┏━━
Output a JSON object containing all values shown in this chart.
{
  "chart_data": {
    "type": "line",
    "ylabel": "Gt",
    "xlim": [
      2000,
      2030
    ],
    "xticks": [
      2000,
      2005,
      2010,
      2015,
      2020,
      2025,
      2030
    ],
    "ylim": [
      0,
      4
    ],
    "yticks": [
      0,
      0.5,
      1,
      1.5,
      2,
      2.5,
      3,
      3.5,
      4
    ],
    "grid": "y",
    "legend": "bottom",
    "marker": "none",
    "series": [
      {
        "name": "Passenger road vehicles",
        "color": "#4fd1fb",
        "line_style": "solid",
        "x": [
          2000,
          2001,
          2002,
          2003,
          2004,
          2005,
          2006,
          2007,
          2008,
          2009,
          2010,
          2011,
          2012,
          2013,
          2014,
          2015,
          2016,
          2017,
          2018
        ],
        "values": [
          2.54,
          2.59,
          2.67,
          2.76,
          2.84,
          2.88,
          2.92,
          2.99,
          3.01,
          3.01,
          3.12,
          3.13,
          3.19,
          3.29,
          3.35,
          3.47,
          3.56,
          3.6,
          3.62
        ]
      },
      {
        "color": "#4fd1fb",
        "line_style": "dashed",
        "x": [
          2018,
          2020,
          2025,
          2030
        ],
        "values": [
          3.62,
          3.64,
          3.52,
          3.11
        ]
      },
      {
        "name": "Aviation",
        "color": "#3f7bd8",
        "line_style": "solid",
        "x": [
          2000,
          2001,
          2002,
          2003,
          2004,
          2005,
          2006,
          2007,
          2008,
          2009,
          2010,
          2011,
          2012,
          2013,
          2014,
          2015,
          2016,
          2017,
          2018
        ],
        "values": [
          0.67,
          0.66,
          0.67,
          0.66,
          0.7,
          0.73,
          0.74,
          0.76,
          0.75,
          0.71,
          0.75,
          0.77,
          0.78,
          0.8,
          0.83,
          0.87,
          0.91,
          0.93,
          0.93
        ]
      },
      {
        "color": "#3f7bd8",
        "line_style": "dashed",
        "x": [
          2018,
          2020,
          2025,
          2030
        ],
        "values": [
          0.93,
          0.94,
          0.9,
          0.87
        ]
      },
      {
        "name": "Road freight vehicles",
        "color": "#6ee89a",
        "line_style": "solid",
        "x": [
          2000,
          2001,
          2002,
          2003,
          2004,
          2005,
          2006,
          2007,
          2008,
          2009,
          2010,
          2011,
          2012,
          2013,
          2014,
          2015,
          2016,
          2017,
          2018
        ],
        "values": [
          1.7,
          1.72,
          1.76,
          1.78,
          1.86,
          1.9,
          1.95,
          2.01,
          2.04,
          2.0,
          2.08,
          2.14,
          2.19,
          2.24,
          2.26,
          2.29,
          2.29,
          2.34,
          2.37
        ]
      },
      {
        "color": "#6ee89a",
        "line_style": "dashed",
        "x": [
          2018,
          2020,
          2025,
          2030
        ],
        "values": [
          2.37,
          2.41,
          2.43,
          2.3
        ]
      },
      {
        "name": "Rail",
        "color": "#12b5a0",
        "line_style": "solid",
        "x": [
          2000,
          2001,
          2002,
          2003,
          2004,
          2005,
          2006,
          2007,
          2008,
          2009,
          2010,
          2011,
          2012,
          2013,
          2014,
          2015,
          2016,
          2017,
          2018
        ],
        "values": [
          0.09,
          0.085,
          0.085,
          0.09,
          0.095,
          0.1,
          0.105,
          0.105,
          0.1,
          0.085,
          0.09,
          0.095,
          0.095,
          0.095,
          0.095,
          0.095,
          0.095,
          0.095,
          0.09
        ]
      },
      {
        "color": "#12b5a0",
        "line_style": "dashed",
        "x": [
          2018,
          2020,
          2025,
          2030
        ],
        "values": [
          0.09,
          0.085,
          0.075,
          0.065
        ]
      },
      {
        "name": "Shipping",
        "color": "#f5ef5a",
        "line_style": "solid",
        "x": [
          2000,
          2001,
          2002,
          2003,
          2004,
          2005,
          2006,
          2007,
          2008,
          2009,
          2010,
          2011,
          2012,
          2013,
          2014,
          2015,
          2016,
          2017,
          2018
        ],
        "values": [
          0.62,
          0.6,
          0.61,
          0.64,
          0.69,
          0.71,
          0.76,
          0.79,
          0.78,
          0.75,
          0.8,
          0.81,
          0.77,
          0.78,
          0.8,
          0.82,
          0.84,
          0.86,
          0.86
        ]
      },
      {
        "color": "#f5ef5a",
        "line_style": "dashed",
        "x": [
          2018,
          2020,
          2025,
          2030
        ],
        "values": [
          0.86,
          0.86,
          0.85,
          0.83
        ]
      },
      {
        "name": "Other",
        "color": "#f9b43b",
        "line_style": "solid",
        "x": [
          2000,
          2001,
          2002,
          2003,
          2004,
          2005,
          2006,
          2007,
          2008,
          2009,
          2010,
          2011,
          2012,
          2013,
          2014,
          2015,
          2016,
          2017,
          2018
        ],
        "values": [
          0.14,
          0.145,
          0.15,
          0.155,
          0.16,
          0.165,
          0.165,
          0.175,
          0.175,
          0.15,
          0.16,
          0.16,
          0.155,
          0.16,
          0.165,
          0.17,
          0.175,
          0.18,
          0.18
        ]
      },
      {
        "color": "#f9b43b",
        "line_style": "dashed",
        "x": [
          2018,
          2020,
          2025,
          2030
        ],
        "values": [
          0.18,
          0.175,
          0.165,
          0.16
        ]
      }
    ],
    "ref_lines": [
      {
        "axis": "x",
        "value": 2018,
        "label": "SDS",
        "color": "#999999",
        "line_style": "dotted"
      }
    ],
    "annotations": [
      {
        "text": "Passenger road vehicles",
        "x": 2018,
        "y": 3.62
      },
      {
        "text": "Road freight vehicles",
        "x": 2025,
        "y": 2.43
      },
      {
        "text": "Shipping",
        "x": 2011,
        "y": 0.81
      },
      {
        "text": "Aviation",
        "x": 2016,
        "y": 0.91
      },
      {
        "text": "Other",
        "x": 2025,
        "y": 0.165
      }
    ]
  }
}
┗━━
- [WORK INSTRUCTIONS]: Output all of the material exactly as written.

- [ANSWER BELOW]:
Output a JSON object containing all values shown in this chart.
{
  "chart_data": {
    "type": "line",
    "ylabel": "Gt",
    "xlim": [
      2000,
      2030
    ],
    "xticks": [
      2000,
      2005,
      2010,
      2015,
      2020,
      2025,
      2030
    ],
    "ylim": [
      0,
      4
    ],
    "yticks": [
      0,
      0.5,
      1,
      1.5,
      2,
      2.5,
      3,
      3.5,
      4
    ],
    "grid": "y",
    "legend": "bottom",
    "marker": "none",
    "series": [
      {
        "name": "Passenger road vehicles",
        "color": "#4fd1fb",
        "line_style": "solid",
        "x": [
          2000,
          2001,
          2002,
          2003,
          2004,
          2005,
          2006,
          2007,
          2008,
          2009,
          2010,
          2011,
          2012,
          2013,
          2014,
          2015,
          2016,
          2017,
          2018
        ],
        "values": [
          2.54,
          2.59,
          2.67,
          2.76,
          2.84,
          2.88,
          2.92,
          2.99,
          3.01,
          3.01,
          3.12,
          3.13,
          3.19,
          3.29,
          3.35,
          3.47,
          3.56,
          3.6,
          3.62
        ]
      },
      {
        "color": "#4fd1fb",
        "line_style": "dashed",
        "x": [
          2018,
          2020,
          2025,
          2030
        ],
        "values": [
          3.62,
          3.64,
          3.52,
          3.11
        ]
      },
      {
        "name": "Aviation",
        "color": "#3f7bd8",
        "line_style": "solid",
        "x": [
          2000,
          2001,
          2002,
          2003,
          2004,
          2005,
          2006,
          2007,
          2008,
          2009,
          2010,
          2011,
          2012,
          2013,
          2014,
          2015,
          2016,
          2017,
          2018
        ],
        "values": [
          0.67,
          0.66,
          0.67,
          0.66,
          0.7,
          0.73,
          0.74,
          0.76,
          0.75,
          0.71,
          0.75,
          0.77,
          0.78,
          0.8,
          0.83,
          0.87,
          0.91,
          0.93,
          0.93
        ]
      },
      {
        "color": "#3f7bd8",
        "line_style": "dashed",
        "x": [
          2018,
          2020,
          2025,
          2030
        ],
        "values": [
          0.93,
          0.94,
          0.9,
          0.87
        ]
      },
      {
        "name": "Road freight vehicles",
        "color": "#6ee89a",
        "line_style": "solid",
        "x": [
          2000,
          2001,
          2002,
          2003,
          2004,
          2005,
          2006,
          2007,
          2008,
          2009,
          2010,
          2011,
          2012,
          2013,
          2014,
          2015,
          2016,
          2017,
          2018
        ],
        "values": [
          1.7,
          1.72,
          1.76,
          1.78,
          1.86,
          1.9,
          1.95,
          2.01,
          2.04,
          2.0,
          2.08,
          2.14,
          2.19,
          2.24,
          2.26,
          2.29,
          2.29,
          2.34,
          2.37
        ]
      },
      {
        "color": "#6ee89a",
        "line_style": "dashed",
        "x": [
          2018,
          2020,
          2025,
          2030
        ],
        "values": [
          2.37,
          2.41,
          2.43,
          2.3
        ]
      },
      {
        "name": "Rail",
        "color": "#12b5a0",
        "line_style": "solid",
        "x": [
          2000,
          2001,
          2002,
          2003,
          2004,
          2005,
          2006,
          2007,
          2008,
          2009,
          2010,
          2011,
          2012,
          2013,
          2014,
          2015,
          2016,
          2017,
          2018
        ],
        "values": [
          0.09,
          0.085,
          0.085,
          0.09,
          0.095,
          0.1,
          0.105,
          0.105,
          0.1,
          0.085,
          0.09,
          0.095,
          0.095,
          0.095,
          0.095,
          0.095,
          0.095,
          0.095,
          0.09
        ]
      },
      {
        "color": "#12b5a0",
        "line_style": "dashed",
        "x": [
          2018,
          2020,
          2025,
          2030
        ],
        "values": [
          0.09,
          0.085,
          0.075,
          0.065
        ]
      },
      {
        "name": "Shipping",
        "color": "#f5ef5a",
        "line_style": "solid",
        "x": [
          2000,
          2001,
          2002,
          2003,
          2004,
          2005,
          2006,
          2007,
          2008,
          2009,
          2010,
          2011,
          2012,
          2013,
          2014,
          2015,
          2016,
          2017,
          2018
        ],
        "values": [
          0.62,
          0.6,
          0.61,
          0.64,
          0.69,
          0.71,
          0.76,
          0.79,
          0.78,
          0.75,
          0.8,
          0.81,
          0.77,
          0.78,
          0.8,
          0.82,
          0.84,
          0.86,
          0.86
        ]
      },
      {
        "color": "#f5ef5a",
        "line_style": "dashed",
        "x": [
          2018,
          2020,
          2025,
          2030
        ],
        "values": [
          0.86,
          0.86,
          0.85,
          0.83
        ]
      },
      {
        "name": "Other",
        "color": "#f9b43b",
        "line_style": "solid",
        "x": [
          2000,
          2001,
          2002,
          2003,
          2004,
          2005,
          2006,
          2007,
          2008,
          2009,
          2010,
          2011,
          2012,
          2013,
          2014,
          2015,
          2016,
          2017,
          2018
        ],
        "values": [
          0.14,
          0.145,
          0.15,
          0.155,
          0.16,
          0.165,
          0.165,
          0.175,
          0.175,
          0.15,
          0.16,
          0.16,
          0.155,
          0.16,
          0.165,
          0.17,
          0.175,
          0.18,
          0.18
        ]
      },
      {
        "color": "#f9b43b",
        "line_style": "dashed",
        "x": [
          2018,
          2020,
          2025,
          2030
        ],
        "values": [
          0.18,
          0.175,
          0.165,
          0.16
        ]
      }
    ],
    "ref_lines": [
      {
        "axis": "x",
        "value": 2018,
        "label": "SDS",
        "color": "#999999",
        "line_style": "dotted"
      }
    ],
    "annotations": [
      {
        "text": "Passenger road vehicles",
        "x": 2018,
        "y": 3.62
      },
      {
        "text": "Road freight vehicles",
        "x": 2025,
        "y": 2.43
      },
      {
        "text": "Shipping",
        "x": 2011,
        "y": 0.81
      },
      {
        "text": "Aviation",
        "x": 2016,
        "y": 0.91
      },
      {
        "text": "Other",
        "x": 2025,
        "y": 0.165
      }
    ]
  }
}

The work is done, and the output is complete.